## REQUIREMENT
Set down every record once more, exactly as given.

(Records from a dataset)

'''

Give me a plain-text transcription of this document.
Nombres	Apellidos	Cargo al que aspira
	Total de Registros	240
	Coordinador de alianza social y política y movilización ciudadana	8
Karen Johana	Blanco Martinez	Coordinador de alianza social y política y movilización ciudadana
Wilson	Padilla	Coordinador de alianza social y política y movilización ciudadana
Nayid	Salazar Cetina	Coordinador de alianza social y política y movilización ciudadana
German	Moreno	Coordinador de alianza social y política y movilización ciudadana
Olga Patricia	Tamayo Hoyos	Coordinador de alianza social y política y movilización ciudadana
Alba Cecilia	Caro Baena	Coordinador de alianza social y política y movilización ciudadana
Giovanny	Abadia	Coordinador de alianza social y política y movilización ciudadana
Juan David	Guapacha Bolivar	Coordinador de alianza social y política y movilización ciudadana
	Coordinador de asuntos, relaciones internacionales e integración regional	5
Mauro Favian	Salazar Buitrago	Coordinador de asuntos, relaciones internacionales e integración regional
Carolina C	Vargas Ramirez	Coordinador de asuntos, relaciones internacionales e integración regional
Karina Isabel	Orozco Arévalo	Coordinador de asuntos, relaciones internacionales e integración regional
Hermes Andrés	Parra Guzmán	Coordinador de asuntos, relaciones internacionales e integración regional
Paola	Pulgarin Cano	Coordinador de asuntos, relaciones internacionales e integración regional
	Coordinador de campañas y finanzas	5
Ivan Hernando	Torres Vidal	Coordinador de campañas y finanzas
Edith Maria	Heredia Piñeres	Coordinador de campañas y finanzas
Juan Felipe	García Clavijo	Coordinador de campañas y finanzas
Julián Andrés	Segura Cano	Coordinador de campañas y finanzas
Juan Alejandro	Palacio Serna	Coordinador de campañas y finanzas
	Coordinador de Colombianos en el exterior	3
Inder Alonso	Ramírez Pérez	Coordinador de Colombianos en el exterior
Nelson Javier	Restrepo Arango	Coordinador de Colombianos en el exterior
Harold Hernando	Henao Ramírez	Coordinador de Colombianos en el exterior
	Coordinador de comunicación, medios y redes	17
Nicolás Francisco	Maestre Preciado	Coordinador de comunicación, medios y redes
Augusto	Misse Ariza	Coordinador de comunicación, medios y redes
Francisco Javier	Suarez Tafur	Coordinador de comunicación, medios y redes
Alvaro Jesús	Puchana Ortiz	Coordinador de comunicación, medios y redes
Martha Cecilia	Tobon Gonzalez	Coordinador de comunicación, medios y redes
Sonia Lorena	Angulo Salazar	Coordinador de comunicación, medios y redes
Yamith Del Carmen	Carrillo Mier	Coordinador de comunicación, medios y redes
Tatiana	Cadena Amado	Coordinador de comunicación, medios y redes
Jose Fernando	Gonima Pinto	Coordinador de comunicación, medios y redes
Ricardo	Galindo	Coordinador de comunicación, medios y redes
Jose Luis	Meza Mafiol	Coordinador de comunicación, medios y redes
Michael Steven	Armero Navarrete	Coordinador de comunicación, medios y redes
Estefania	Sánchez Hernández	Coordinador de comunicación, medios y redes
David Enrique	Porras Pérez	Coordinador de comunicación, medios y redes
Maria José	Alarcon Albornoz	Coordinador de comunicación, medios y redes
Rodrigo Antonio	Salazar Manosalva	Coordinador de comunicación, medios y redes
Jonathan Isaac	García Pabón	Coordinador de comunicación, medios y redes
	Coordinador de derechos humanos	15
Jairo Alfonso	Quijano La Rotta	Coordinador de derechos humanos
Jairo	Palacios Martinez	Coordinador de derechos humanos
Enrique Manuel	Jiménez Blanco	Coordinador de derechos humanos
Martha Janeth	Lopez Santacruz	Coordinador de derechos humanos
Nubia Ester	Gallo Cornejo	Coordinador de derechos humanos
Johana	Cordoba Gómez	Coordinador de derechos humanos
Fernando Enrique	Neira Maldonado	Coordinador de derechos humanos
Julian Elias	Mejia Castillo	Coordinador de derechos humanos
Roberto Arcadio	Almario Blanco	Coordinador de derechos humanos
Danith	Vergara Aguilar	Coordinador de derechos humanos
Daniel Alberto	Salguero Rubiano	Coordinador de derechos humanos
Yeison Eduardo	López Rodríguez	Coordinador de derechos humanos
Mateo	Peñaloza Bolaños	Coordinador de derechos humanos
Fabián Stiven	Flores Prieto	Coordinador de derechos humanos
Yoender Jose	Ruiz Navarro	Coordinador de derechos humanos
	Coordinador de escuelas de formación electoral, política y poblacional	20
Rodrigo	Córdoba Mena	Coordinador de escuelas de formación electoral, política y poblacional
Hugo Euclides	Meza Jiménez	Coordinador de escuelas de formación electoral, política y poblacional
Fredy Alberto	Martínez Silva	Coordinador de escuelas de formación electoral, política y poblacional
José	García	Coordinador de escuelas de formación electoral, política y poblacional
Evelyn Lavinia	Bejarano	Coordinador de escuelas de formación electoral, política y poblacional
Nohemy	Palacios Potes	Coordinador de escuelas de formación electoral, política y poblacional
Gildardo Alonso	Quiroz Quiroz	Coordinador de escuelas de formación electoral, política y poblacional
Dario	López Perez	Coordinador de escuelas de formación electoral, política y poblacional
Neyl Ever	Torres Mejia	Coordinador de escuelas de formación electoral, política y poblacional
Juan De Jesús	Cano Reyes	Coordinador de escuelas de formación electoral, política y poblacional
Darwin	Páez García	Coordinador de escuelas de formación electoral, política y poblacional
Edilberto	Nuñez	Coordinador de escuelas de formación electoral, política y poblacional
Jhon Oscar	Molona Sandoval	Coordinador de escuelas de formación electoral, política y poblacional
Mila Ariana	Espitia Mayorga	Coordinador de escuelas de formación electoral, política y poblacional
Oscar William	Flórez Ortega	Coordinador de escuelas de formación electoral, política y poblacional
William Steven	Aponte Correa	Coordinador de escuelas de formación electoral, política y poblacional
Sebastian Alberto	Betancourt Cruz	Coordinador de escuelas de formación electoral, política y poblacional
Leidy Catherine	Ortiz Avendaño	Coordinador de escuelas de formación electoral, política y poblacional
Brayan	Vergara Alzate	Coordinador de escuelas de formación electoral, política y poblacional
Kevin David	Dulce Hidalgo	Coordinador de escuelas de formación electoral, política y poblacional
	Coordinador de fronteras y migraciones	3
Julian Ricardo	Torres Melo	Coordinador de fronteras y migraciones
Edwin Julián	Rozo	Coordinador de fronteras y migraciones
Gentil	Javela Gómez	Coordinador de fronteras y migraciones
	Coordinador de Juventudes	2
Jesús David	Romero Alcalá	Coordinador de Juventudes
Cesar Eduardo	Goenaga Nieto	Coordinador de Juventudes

'''

## ANSWER IN FULL
Give me a plain-text transcription of this document.
Nombres	Apellidos	Cargo al que aspira
	Total de Registros	240
	Coordinador de alianza social y política y movilización ciudadana	8
Karen Johana	Blanco Martinez	Coordinador de alianza social y política y movilización ciudadana
Wilson	Padilla	Coordinador de alianza social y política y movilización ciudadana
Nayid	Salazar Cetina	Coordinador de alianza social y política y movilización ciudadana
German	Moreno	Coordinador de alianza social y política y movilización ciudadana
Olga Patricia	Tamayo Hoyos	Coordinador de alianza social y política y movilización ciudadana
Alba Cecilia	Caro Baena	Coordinador de alianza social y política y movilización ciudadana
Giovanny	Abadia	Coordinador de alianza social y política y movilización ciudadana
Juan David	Guapacha Bolivar	Coordinador de alianza social y política y movilización ciudadana
	Coordinador de asuntos, relaciones internacionales e integración regional	5
Mauro Favian	Salazar Buitrago	Coordinador de asuntos, relaciones internacionales e integración regional
Carolina C	Vargas Ramirez	Coordinador de asuntos, relaciones internacionales e integración regional
Karina Isabel	Orozco Arévalo	Coordinador de asuntos, relaciones internacionales e integración regional
Hermes Andrés	Parra Guzmán	Coordinador de asuntos, relaciones internacionales e integración regional
Paola	Pulgarin Cano	Coordinador de asuntos, relaciones internacionales e integración regional
	Coordinador de campañas y finanzas	5
Ivan Hernando	Torres Vidal	Coordinador de campañas y finanzas
Edith Maria	Heredia Piñeres	Coordinador de campañas y finanzas
Juan Felipe	García Clavijo	Coordinador de campañas y finanzas
Julián Andrés	Segura Cano	Coordinador de campañas y finanzas
Juan Alejandro	Palacio Serna	Coordinador de campañas y finanzas
	Coordinador de Colombianos en el exterior	3
Inder Alonso	Ramírez Pérez	Coordinador de Colombianos en el exterior
Nelson Javier	Restrepo Arango	Coordinador de Colombianos en el exterior
Harold Hernando	Henao Ramírez	Coordinador de Colombianos en el exterior
	Coordinador de comunicación, medios y redes	17
Nicolás Francisco	Maestre Preciado	Coordinador de comunicación, medios y redes
Augusto	Misse Ariza	Coordinador de comunicación, medios y redes
Francisco Javier	Suarez Tafur	Coordinador de comunicación, medios y redes
Alvaro Jesús	Puchana Ortiz	Coordinador de comunicación, medios y redes
Martha Cecilia	Tobon Gonzalez	Coordinador de comunicación, medios y redes
Sonia Lorena	Angulo Salazar	Coordinador de comunicación, medios y redes
Yamith Del Carmen	Carrillo Mier	Coordinador de comunicación, medios y redes
Tatiana	Cadena Amado	Coordinador de comunicación, medios y redes
Jose Fernando	Gonima Pinto	Coordinador de comunicación, medios y redes
Ricardo	Galindo	Coordinador de comunicación, medios y redes
Jose Luis	Meza Mafiol	Coordinador de comunicación, medios y redes
Michael Steven	Armero Navarrete	Coordinador de comunicación, medios y redes
Estefania	Sánchez Hernández	Coordinador de comunicación, medios y redes
David Enrique	Porras Pérez	Coordinador de comunicación, medios y redes
Maria José	Alarcon Albornoz	Coordinador de comunicación, medios y redes
Rodrigo Antonio	Salazar Manosalva	Coordinador de comunicación, medios y redes
Jonathan Isaac	García Pabón	Coordinador de comunicación, medios y redes
	Coordinador de derechos humanos	15
Jairo Alfonso	Quijano La Rotta	Coordinador de derechos humanos
Jairo	Palacios Martinez	Coordinador de derechos humanos
Enrique Manuel	Jiménez Blanco	Coordinador de derechos humanos
Martha Janeth	Lopez Santacruz	Coordinador de derechos humanos
Nubia Ester	Gallo Cornejo	Coordinador de derechos humanos
Johana	Cordoba Gómez	Coordinador de derechos humanos
Fernando Enrique	Neira Maldonado	Coordinador de derechos humanos
Julian Elias	Mejia Castillo	Coordinador de derechos humanos
Roberto Arcadio	Almario Blanco	Coordinador de derechos humanos
Danith	Vergara Aguilar	Coordinador de derechos humanos
Daniel Alberto	Salguero Rubiano	Coordinador de derechos humanos
Yeison Eduardo	López Rodríguez	Coordinador de derechos humanos
Mateo	Peñaloza Bolaños	Coordinador de derechos humanos
Fabián Stiven	Flores Prieto	Coordinador de derechos humanos
Yoender Jose	Ruiz Navarro	Coordinador de derechos humanos
	Coordinador de escuelas de formación electoral, política y poblacional	20
Rodrigo	Córdoba Mena	Coordinador de escuelas de formación electoral, política y poblacional
Hugo Euclides	Meza Jiménez	Coordinador de escuelas de formación electoral, política y poblacional
Fredy Alberto	Martínez Silva	Coordinador de escuelas de formación electoral, política y poblacional
José	García	Coordinador de escuelas de formación electoral, política y poblacional
Evelyn Lavinia	Bejarano	Coordinador de escuelas de formación electoral, política y poblacional
Nohemy	Palacios Potes	Coordinador de escuelas de formación electoral, política y poblacional
Gildardo Alonso	Quiroz Quiroz	Coordinador de escuelas de formación electoral, política y poblacional
Dario	López Perez	Coordinador de escuelas de formación electoral, política y poblacional
Neyl Ever	Torres Mejia	Coordinador de escuelas de formación electoral, política y poblacional
Juan De Jesús	Cano Reyes	Coordinador de escuelas de formación electoral, política y poblacional
Darwin	Páez García	Coordinador de escuelas de formación electoral, política y poblacional
Edilberto	Nuñez	Coordinador de escuelas de formación electoral, política y poblacional
Jhon Oscar	Molona Sandoval	Coordinador de escuelas de formación electoral, política y poblacional
Mila Ariana	Espitia Mayorga	Coordinador de escuelas de formación electoral, política y poblacional
Oscar William	Flórez Ortega	Coordinador de escuelas de formación electoral, política y poblacional
William Steven	Aponte Correa	Coordinador de escuelas de formación electoral, política y poblacional
Sebastian Alberto	Betancourt Cruz	Coordinador de escuelas de formación electoral, política y poblacional
Leidy Catherine	Ortiz Avendaño	Coordinador de escuelas de formación electoral, política y poblacional
Brayan	Vergara Alzate	Coordinador de escuelas de formación electoral, política y poblacional
Kevin David	Dulce Hidalgo	Coordinador de escuelas de formación electoral, política y poblacional
	Coordinador de fronteras y migraciones	3
Julian Ricardo	Torres Melo	Coordinador de fronteras y migraciones
Edwin Julián	Rozo	Coordinador de fronteras y migraciones
Gentil	Javela Gómez	Coordinador de fronteras y migraciones
	Coordinador de Juventudes	2
Jesús David	Romero Alcalá	Coordinador de Juventudes
Cesar Eduardo	Goenaga Nieto	Coordinador de Juventudes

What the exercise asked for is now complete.